What this task involves. Show every line containing "Another" by copying it.

Given data.
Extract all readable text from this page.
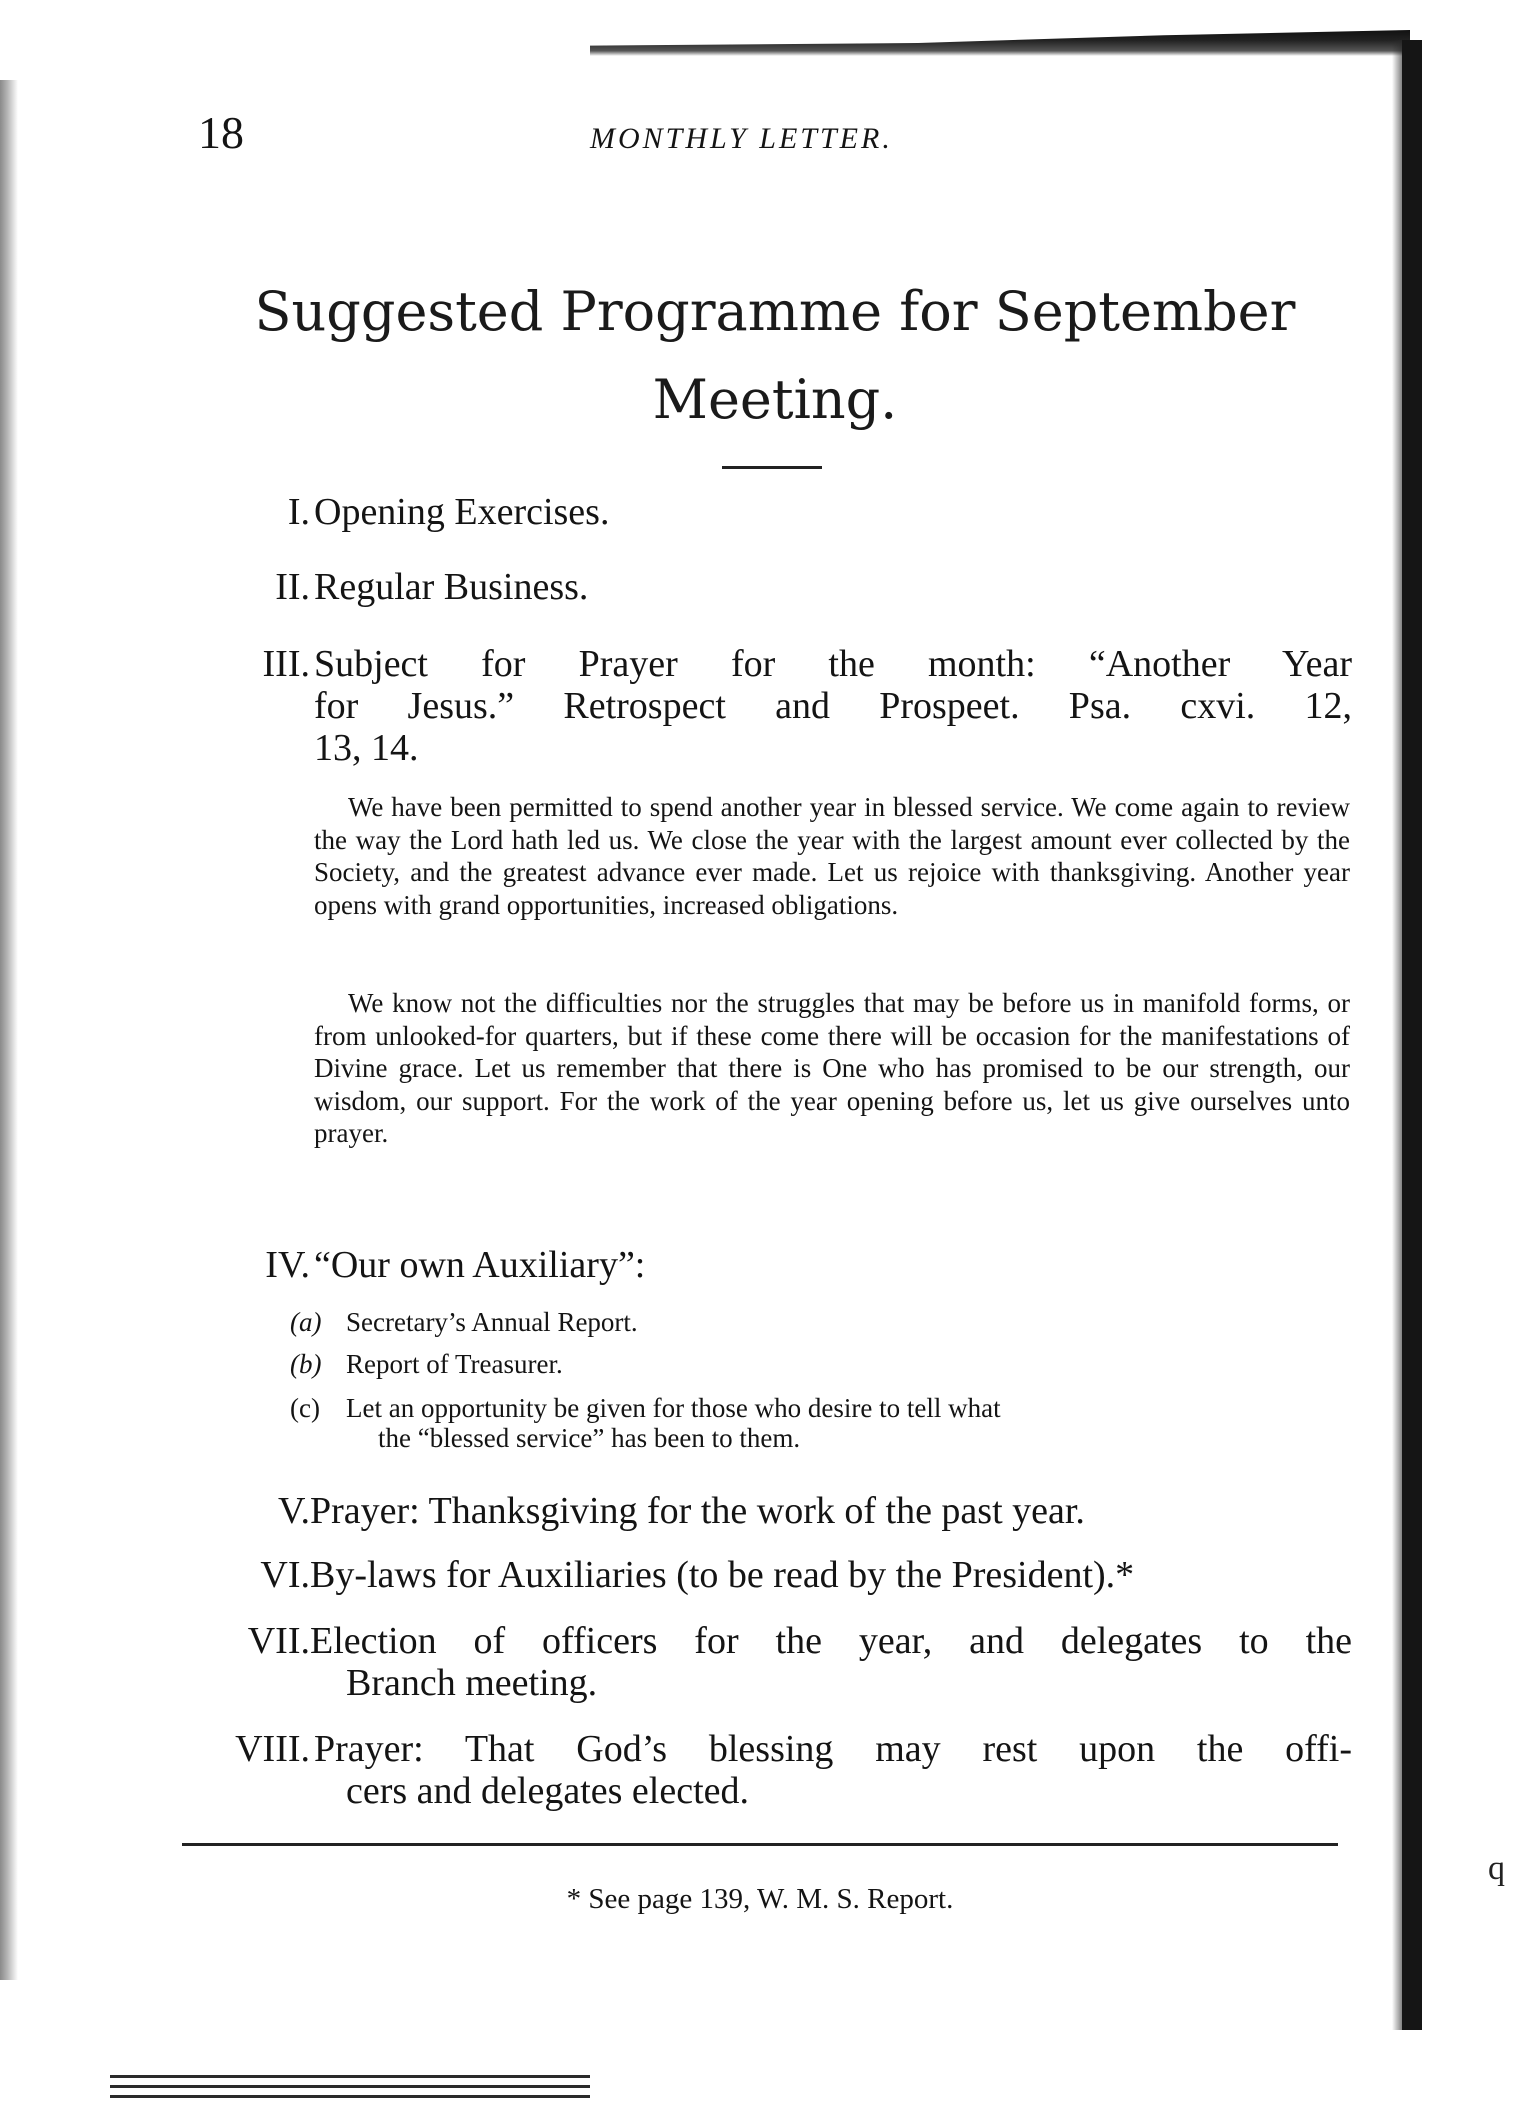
18	MONTHLY LETTER.
Suggested Programme for September
Meeting.
I. Opening Exercises.
II. Regular Business.
III. Subject for Prayer for the month: “Another Year
for Jesus.” Retrospect and Prospeet. Psa. cxvi. 12,
13, 14.
We have been permitted to spend another year in blessed service. We come again to review the way the Lord hath led us. We close the year with the largest amount ever collected by the Society, and the greatest advance ever made. Let us rejoice with thanksgiving. Another year opens with grand opportunities, increased obligations.
We know not the difficulties nor the struggles that may be before us in manifold forms, or from unlooked-for quarters, but if these come there will be occasion for the manifestations of Divine grace. Let us remember that there is One who has promised to be our strength, our wisdom, our support. For the work of the year opening before us, let us give ourselves unto prayer.
IV. “Our own Auxiliary”:
(a) Secretary’s Annual Report.
(b) Report of Treasurer.
(c) Let an opportunity be given for those who desire to tell what
the “blessed service” has been to them.
V. Prayer: Thanksgiving for the work of the past year.
VI. By-laws for Auxiliaries (to be read by the President).*
VII. Election of officers for the year, and delegates to the
Branch meeting.
VIII. Prayer: That God’s blessing may rest upon the offi-
cers and delegates elected.
* See page 139, W. M. S. Report.
q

Response.
III. Subject for Prayer for the month: “Another Year
We have been permitted to spend another year in blessed service. We come again to review the way the Lord hath led us. We close the year with the largest amount ever collected by the Society, and the greatest advance ever made. Let us rejoice with thanksgiving. Another year opens with grand opportunities, increased obligations.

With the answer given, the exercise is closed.